* [Text segment]:
If the UK’s planned distribution of a vaccine for covid-19 is to win widespread support it should be both clinically and cost effective. One dilemma is between prioritizing those at greatest risk of death or illness against those who are most likely to transmit the disease. Given the age profile of those affected by covid-19, this is between older people and the young. Another dilemma has to do with whether the focus should be on minimizing loss of life or life years.
The Joint Committee on Vaccination and Immunisation (JCVI) is the equivalent of NICE in this instance. It has outlined an interim ranking of priorities as a combination of clinical risk stratification and an age-based approach: 
- older adults’ resident in a care home and care home workers,
- all those 80 years of age and over and health and social care workers,
- all those 75 years of age and over, followed by each progressively younger age groups.
The JCVI’s policy clearly prioritises the oldest along with health and social care workers. The basis for this is not explained, but the policy is stated to be based on a review of UK epidemiological data on the impact of the covid-19 pandemic so far and modelling of impact, but not of cost effectiveness.
Studies on optimal vaccine distribution
A recent study which modelled the impact of different UK distribution strategies may provide the rationale for the JCVI’s policy.  It used an extended epidemiological Susceptible-Exposed-Infectious-Removed model to estimate optimal distribution by group, defined by age, co-morbidity, and if people worked in health or social care. Scenarios explored three types of vaccine: those reducing transmission, reducing symptoms, or reducing severe symptoms. The study compared priority order with equal access by group, defined mainly by age but also by comorbidity along with two groups made up of health and social care workers. Its aim was to minimize the health loss measured in both deaths and QALYs. It found age prioritization to be the optimal strategy unless vaccine efficacy was low. This result was robust across different scenarios. Health and social care workers were given the highest priority along with the eldest based on the model.
The study comes from a unit in Warwick University headed by Matt Keeling, a well established epidemiological modeller and member of JCVI. The work was funded by the National Institute for Health Research. The model was calibrated on UK data on demography and experience of covid infections.
A US study addressed the same issue taking a slightly different approach. This assessed optimal distribution by age only with a pro rata allocation.  It aimed to optimize deaths, symptomatic infections, ICU and non ICU hospitalisations. It used an optimization algorithm to consider the effectiveness of different levels of vaccine effectiveness and coverage.
It found that the optimal approach was prioritization by risk, that is by older age. This applied whether vaccine efficacy was low (<60%) or high (>60%) except in one instance. That exception was when both efficacy and coverage were high when the priority shifted in favour of prioritization of reducing transmission.

* [Material supplied]:
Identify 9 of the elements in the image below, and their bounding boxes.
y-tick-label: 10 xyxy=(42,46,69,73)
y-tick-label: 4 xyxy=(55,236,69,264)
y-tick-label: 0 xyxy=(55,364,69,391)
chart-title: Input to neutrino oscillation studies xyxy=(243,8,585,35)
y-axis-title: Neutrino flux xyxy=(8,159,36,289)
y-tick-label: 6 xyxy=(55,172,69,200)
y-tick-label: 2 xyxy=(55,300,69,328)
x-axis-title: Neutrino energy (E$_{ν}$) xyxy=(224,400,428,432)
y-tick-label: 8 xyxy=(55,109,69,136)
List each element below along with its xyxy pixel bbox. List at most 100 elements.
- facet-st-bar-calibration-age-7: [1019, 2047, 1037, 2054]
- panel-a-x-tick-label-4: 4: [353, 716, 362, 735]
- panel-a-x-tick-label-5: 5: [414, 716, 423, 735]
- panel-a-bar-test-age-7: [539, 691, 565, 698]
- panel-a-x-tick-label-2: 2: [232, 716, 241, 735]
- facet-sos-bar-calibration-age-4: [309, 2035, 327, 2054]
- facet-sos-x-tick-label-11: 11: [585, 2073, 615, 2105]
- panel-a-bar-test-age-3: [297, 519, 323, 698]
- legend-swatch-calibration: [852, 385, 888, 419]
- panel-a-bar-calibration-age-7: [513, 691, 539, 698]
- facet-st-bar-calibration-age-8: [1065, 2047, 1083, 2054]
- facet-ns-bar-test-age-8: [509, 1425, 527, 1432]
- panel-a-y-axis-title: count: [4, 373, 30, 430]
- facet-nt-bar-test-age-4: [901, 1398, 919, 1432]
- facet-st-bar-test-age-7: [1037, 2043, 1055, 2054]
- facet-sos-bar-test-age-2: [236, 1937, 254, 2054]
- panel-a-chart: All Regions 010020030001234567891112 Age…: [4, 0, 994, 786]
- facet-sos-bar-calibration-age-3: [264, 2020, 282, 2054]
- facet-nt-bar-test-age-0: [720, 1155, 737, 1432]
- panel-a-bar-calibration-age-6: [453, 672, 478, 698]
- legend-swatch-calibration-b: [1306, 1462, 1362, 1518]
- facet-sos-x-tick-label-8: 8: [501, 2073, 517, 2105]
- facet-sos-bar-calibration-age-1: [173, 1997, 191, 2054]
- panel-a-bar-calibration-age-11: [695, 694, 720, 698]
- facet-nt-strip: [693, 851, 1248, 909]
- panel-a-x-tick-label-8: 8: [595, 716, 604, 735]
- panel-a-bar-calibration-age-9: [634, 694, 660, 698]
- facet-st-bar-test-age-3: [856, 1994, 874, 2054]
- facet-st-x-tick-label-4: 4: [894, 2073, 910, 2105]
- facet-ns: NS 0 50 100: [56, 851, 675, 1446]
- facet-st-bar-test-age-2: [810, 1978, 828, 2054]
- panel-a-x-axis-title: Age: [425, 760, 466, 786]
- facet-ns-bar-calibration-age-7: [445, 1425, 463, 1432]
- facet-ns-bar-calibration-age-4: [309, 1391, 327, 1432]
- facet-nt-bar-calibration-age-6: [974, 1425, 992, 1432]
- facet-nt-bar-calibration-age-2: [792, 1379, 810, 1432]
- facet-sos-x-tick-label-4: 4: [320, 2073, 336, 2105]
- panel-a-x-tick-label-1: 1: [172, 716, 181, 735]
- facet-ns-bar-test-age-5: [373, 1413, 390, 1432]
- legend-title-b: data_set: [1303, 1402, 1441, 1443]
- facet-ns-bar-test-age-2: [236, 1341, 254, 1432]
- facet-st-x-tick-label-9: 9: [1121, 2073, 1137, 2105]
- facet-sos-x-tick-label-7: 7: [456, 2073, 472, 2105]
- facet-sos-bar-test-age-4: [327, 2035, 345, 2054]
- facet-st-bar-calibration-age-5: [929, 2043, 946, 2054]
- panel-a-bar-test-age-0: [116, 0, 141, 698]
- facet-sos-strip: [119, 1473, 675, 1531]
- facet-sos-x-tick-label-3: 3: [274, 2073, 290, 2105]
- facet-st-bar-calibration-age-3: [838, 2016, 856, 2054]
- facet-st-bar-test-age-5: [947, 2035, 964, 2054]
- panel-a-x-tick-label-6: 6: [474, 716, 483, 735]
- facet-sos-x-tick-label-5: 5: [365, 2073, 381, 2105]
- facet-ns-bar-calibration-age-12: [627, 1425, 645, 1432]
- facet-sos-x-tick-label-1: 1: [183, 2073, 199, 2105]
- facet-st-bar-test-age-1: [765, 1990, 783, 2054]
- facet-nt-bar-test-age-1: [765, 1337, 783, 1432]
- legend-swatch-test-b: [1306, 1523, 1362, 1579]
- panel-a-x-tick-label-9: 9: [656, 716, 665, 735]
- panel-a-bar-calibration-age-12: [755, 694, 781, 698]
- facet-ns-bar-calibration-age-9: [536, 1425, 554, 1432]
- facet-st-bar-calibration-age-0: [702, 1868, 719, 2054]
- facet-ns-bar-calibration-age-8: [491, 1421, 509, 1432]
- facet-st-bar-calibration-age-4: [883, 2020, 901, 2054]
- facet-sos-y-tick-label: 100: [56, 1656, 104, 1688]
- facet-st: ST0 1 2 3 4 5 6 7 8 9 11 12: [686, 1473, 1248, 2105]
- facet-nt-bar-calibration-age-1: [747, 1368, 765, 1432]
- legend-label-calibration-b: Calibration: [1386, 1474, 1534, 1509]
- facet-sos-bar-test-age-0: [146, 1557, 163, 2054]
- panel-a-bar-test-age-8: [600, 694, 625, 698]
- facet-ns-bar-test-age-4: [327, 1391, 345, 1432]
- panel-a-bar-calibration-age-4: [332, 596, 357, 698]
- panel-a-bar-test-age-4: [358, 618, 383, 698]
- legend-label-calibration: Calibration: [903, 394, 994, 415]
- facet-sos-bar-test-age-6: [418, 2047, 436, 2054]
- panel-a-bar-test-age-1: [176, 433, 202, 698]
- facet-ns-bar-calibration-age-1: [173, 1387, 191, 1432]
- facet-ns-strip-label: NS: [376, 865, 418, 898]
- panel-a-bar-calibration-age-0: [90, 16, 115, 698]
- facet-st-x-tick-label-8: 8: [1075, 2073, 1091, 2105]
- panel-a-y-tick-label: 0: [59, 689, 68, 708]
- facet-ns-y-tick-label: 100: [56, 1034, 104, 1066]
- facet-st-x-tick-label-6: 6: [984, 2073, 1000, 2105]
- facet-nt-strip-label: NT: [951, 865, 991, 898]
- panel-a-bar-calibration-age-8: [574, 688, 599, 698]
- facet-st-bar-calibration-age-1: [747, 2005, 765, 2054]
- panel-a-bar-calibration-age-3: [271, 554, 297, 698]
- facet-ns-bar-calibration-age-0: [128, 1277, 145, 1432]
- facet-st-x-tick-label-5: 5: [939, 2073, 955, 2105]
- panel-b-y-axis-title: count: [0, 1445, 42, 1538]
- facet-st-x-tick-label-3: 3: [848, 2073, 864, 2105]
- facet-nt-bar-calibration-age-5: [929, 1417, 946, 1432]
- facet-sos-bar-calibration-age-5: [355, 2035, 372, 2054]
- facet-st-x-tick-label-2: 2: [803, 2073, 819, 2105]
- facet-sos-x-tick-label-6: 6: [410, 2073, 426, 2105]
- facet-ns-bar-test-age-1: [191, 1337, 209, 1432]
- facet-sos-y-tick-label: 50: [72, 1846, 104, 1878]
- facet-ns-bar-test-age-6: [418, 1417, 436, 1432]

* [Activities]:
1. The text on covid-19 vaccine distribution describes a UK modelling study whose scenarios explored several types of vaccine. List every one of those types.
2. Reproduce the passage of the text on covid-19 vaccine distribution between "The Joint Committee" and "younger age groups.", inclusive.

* [Solutions]:
1.
- Vaccines reducing transmission
- Vaccines reducing symptoms
- Vaccines reducing severe symptoms

2.
The Joint Committee on Vaccination and Immunisation (JCVI) is the equivalent of NICE in this instance. It has outlined an interim ranking of priorities as a combination of clinical risk stratification and an age-based approach: 
- older adults’ resident in a care home and care home workers,
- all those 80 years of age and over and health and social care workers,
- all those 75 years of age and over, followed by each progressively younger age groups.